--- GIVEN EXERCISE ---
Copy each line in which the string "time" occurs.

Recorded data
START
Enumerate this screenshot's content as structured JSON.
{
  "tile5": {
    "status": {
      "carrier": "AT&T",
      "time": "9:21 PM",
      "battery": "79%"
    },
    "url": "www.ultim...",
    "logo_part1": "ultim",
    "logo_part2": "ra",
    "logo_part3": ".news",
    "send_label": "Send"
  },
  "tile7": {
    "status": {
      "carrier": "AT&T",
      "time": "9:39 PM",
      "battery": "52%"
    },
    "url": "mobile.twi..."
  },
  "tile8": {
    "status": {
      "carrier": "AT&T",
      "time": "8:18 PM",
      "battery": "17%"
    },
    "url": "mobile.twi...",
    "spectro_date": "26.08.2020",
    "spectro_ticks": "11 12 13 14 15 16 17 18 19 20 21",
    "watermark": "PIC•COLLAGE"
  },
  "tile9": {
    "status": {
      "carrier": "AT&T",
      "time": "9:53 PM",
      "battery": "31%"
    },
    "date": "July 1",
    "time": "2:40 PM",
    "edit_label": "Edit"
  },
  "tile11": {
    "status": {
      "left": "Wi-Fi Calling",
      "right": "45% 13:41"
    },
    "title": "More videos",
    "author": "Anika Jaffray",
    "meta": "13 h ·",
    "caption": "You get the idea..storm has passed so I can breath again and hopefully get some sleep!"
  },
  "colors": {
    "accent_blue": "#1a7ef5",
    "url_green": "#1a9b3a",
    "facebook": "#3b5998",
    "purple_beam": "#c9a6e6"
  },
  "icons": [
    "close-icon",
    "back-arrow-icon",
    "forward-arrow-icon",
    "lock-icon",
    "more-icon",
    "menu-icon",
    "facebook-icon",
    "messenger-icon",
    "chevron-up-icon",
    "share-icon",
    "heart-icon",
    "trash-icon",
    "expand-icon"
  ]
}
END
--- EXERCISE SOLUTION ---
      "time": "9:21 PM",
      "time": "9:39 PM",
      "time": "8:18 PM",
      "time": "9:53 PM",
    "time": "2:40 PM",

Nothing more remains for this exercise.